--- Data for processing ---

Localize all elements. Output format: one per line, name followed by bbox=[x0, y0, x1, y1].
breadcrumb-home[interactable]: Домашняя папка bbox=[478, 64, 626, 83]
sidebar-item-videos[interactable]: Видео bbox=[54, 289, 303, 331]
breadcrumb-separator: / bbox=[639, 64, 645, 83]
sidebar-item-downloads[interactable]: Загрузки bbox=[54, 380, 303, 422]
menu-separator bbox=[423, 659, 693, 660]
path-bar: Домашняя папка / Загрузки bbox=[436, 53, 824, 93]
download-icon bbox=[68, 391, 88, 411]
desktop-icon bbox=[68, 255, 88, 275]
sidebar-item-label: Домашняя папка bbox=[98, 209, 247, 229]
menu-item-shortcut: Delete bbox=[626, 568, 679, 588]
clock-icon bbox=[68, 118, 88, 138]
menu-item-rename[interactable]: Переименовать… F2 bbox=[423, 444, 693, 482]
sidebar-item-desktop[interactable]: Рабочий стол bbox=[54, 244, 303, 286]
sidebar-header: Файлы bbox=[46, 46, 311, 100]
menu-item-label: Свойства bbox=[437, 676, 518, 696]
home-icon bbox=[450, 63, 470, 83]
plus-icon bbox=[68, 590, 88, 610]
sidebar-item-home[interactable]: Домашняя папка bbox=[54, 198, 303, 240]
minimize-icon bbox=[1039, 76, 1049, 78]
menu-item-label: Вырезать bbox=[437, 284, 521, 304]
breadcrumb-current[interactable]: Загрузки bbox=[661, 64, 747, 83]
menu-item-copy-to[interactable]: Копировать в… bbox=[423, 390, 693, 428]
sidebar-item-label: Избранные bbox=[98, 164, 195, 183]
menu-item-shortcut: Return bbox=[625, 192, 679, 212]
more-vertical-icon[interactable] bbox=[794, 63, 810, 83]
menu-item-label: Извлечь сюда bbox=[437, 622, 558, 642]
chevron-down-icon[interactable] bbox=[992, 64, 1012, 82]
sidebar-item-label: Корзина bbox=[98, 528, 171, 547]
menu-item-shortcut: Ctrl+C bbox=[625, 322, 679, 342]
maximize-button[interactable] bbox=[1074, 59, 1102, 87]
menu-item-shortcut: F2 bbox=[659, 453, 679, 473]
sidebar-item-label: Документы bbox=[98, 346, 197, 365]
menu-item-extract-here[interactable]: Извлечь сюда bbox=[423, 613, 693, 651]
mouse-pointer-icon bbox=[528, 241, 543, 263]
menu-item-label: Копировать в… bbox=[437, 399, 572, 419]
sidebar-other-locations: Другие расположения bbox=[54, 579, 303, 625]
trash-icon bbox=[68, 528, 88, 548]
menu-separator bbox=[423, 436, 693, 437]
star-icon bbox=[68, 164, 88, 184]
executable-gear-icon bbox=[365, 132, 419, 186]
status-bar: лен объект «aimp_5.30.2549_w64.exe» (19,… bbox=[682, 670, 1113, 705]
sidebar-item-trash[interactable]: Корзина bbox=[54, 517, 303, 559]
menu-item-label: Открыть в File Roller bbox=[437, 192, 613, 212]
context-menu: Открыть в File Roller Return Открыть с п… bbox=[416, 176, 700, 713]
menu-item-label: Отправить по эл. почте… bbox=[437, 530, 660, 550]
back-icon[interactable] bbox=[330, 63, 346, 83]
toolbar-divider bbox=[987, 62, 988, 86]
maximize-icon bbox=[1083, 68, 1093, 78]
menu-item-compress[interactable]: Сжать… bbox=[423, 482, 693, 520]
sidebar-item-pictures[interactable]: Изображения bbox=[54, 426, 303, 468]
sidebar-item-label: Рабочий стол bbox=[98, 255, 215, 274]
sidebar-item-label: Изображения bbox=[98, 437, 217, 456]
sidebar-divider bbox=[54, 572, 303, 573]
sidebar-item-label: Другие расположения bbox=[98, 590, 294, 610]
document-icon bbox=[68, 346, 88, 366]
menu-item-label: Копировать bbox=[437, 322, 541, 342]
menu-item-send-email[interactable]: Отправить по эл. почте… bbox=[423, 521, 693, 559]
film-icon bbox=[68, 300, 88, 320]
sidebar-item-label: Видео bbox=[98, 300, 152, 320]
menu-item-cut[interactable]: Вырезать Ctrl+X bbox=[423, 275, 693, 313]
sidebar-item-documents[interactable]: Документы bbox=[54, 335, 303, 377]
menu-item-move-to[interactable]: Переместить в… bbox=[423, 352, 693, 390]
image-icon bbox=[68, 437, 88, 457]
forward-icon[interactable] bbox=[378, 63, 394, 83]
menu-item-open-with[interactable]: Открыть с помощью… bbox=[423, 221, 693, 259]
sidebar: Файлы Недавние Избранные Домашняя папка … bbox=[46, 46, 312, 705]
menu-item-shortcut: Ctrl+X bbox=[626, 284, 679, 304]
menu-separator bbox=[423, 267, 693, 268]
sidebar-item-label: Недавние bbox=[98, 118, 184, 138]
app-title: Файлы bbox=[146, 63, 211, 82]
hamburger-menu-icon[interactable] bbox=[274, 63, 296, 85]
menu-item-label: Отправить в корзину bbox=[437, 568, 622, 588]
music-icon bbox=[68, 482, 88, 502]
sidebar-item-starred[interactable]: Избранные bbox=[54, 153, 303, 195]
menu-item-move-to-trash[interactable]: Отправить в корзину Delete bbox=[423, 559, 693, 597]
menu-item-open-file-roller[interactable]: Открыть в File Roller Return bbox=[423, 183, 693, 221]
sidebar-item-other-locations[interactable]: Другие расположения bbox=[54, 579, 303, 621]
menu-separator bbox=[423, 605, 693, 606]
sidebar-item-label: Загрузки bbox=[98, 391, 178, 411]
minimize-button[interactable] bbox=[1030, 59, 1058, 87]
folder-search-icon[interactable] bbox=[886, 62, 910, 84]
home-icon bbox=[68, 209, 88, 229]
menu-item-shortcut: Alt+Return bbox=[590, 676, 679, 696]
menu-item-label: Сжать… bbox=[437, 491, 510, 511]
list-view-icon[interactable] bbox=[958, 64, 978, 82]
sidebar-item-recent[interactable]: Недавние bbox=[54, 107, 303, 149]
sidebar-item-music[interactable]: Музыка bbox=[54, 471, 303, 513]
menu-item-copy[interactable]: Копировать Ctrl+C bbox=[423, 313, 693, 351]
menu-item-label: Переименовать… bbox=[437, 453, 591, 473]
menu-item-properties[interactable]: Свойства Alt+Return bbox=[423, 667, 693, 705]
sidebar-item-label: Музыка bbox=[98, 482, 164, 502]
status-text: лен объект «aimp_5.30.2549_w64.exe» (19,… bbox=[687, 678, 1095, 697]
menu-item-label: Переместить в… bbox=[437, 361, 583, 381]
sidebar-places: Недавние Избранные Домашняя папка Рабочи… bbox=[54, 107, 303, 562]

---

Rewrite all of the lines above, putting "Личная папка" in place of every "Домашняя папка" and leaving everything else unchanged.

Answer to this problem –
Localize all elements. Output format: one per line, name followed by bbox=[x0, y0, x1, y1].
breadcrumb-home[interactable]: Личная папка bbox=[478, 64, 626, 83]
sidebar-item-videos[interactable]: Видео bbox=[54, 289, 303, 331]
breadcrumb-separator: / bbox=[639, 64, 645, 83]
sidebar-item-downloads[interactable]: Загрузки bbox=[54, 380, 303, 422]
menu-separator bbox=[423, 659, 693, 660]
path-bar: Личная папка / Загрузки bbox=[436, 53, 824, 93]
download-icon bbox=[68, 391, 88, 411]
desktop-icon bbox=[68, 255, 88, 275]
sidebar-item-label: Личная папка bbox=[98, 209, 247, 229]
menu-item-shortcut: Delete bbox=[626, 568, 679, 588]
clock-icon bbox=[68, 118, 88, 138]
menu-item-rename[interactable]: Переименовать… F2 bbox=[423, 444, 693, 482]
sidebar-item-desktop[interactable]: Рабочий стол bbox=[54, 244, 303, 286]
sidebar-header: Файлы bbox=[46, 46, 311, 100]
menu-item-label: Свойства bbox=[437, 676, 518, 696]
home-icon bbox=[450, 63, 470, 83]
plus-icon bbox=[68, 590, 88, 610]
sidebar-item-home[interactable]: Личная папка bbox=[54, 198, 303, 240]
minimize-icon bbox=[1039, 76, 1049, 78]
menu-item-label: Вырезать bbox=[437, 284, 521, 304]
breadcrumb-current[interactable]: Загрузки bbox=[661, 64, 747, 83]
menu-item-copy-to[interactable]: Копировать в… bbox=[423, 390, 693, 428]
sidebar-item-label: Избранные bbox=[98, 164, 195, 183]
menu-item-shortcut: Return bbox=[625, 192, 679, 212]
more-vertical-icon[interactable] bbox=[794, 63, 810, 83]
menu-item-label: Извлечь сюда bbox=[437, 622, 558, 642]
chevron-down-icon[interactable] bbox=[992, 64, 1012, 82]
sidebar-item-label: Корзина bbox=[98, 528, 171, 547]
menu-item-shortcut: Ctrl+C bbox=[625, 322, 679, 342]
maximize-button[interactable] bbox=[1074, 59, 1102, 87]
menu-item-shortcut: F2 bbox=[659, 453, 679, 473]
sidebar-item-label: Документы bbox=[98, 346, 197, 365]
menu-item-extract-here[interactable]: Извлечь сюда bbox=[423, 613, 693, 651]
mouse-pointer-icon bbox=[528, 241, 543, 263]
menu-item-label: Копировать в… bbox=[437, 399, 572, 419]
sidebar-other-locations: Другие расположения bbox=[54, 579, 303, 625]
trash-icon bbox=[68, 528, 88, 548]
menu-separator bbox=[423, 436, 693, 437]
star-icon bbox=[68, 164, 88, 184]
executable-gear-icon bbox=[365, 132, 419, 186]
status-bar: лен объект «aimp_5.30.2549_w64.exe» (19,… bbox=[682, 670, 1113, 705]
sidebar-item-trash[interactable]: Корзина bbox=[54, 517, 303, 559]
menu-item-label: Открыть в File Roller bbox=[437, 192, 613, 212]
context-menu: Открыть в File Roller Return Открыть с п… bbox=[416, 176, 700, 713]
menu-item-label: Отправить по эл. почте… bbox=[437, 530, 660, 550]
back-icon[interactable] bbox=[330, 63, 346, 83]
toolbar-divider bbox=[987, 62, 988, 86]
maximize-icon bbox=[1083, 68, 1093, 78]
menu-item-compress[interactable]: Сжать… bbox=[423, 482, 693, 520]
sidebar-item-pictures[interactable]: Изображения bbox=[54, 426, 303, 468]
sidebar-item-label: Рабочий стол bbox=[98, 255, 215, 274]
sidebar-item-label: Изображения bbox=[98, 437, 217, 456]
sidebar-divider bbox=[54, 572, 303, 573]
sidebar-item-label: Другие расположения bbox=[98, 590, 294, 610]
document-icon bbox=[68, 346, 88, 366]
menu-item-label: Копировать bbox=[437, 322, 541, 342]
menu-item-send-email[interactable]: Отправить по эл. почте… bbox=[423, 521, 693, 559]
film-icon bbox=[68, 300, 88, 320]
sidebar-item-label: Видео bbox=[98, 300, 152, 320]
menu-item-cut[interactable]: Вырезать Ctrl+X bbox=[423, 275, 693, 313]
sidebar-item-documents[interactable]: Документы bbox=[54, 335, 303, 377]
menu-item-move-to[interactable]: Переместить в… bbox=[423, 352, 693, 390]
image-icon bbox=[68, 437, 88, 457]
forward-icon[interactable] bbox=[378, 63, 394, 83]
menu-item-open-with[interactable]: Открыть с помощью… bbox=[423, 221, 693, 259]
sidebar: Файлы Недавние Избранные Личная папка … bbox=[46, 46, 312, 705]
menu-item-shortcut: Ctrl+X bbox=[626, 284, 679, 304]
menu-separator bbox=[423, 267, 693, 268]
sidebar-item-label: Недавние bbox=[98, 118, 184, 138]
app-title: Файлы bbox=[146, 63, 211, 82]
hamburger-menu-icon[interactable] bbox=[274, 63, 296, 85]
menu-item-label: Отправить в корзину bbox=[437, 568, 622, 588]
music-icon bbox=[68, 482, 88, 502]
sidebar-item-starred[interactable]: Избранные bbox=[54, 153, 303, 195]
menu-item-move-to-trash[interactable]: Отправить в корзину Delete bbox=[423, 559, 693, 597]
menu-item-open-file-roller[interactable]: Открыть в File Roller Return bbox=[423, 183, 693, 221]
sidebar-item-other-locations[interactable]: Другие расположения bbox=[54, 579, 303, 621]
menu-separator bbox=[423, 605, 693, 606]
sidebar-item-label: Загрузки bbox=[98, 391, 178, 411]
minimize-button[interactable] bbox=[1030, 59, 1058, 87]
folder-search-icon[interactable] bbox=[886, 62, 910, 84]
home-icon bbox=[68, 209, 88, 229]
menu-item-shortcut: Alt+Return bbox=[590, 676, 679, 696]
menu-item-label: Сжать… bbox=[437, 491, 510, 511]
list-view-icon[interactable] bbox=[958, 64, 978, 82]
sidebar-item-recent[interactable]: Недавние bbox=[54, 107, 303, 149]
sidebar-item-music[interactable]: Музыка bbox=[54, 471, 303, 513]
menu-item-copy[interactable]: Копировать Ctrl+C bbox=[423, 313, 693, 351]
menu-item-label: Переименовать… bbox=[437, 453, 591, 473]
menu-item-properties[interactable]: Свойства Alt+Return bbox=[423, 667, 693, 705]
sidebar-item-label: Музыка bbox=[98, 482, 164, 502]
status-text: лен объект «aimp_5.30.2549_w64.exe» (19,… bbox=[687, 678, 1095, 697]
menu-item-label: Переместить в… bbox=[437, 361, 583, 381]
sidebar-places: Недавние Избранные Личная папка Рабочи… bbox=[54, 107, 303, 562]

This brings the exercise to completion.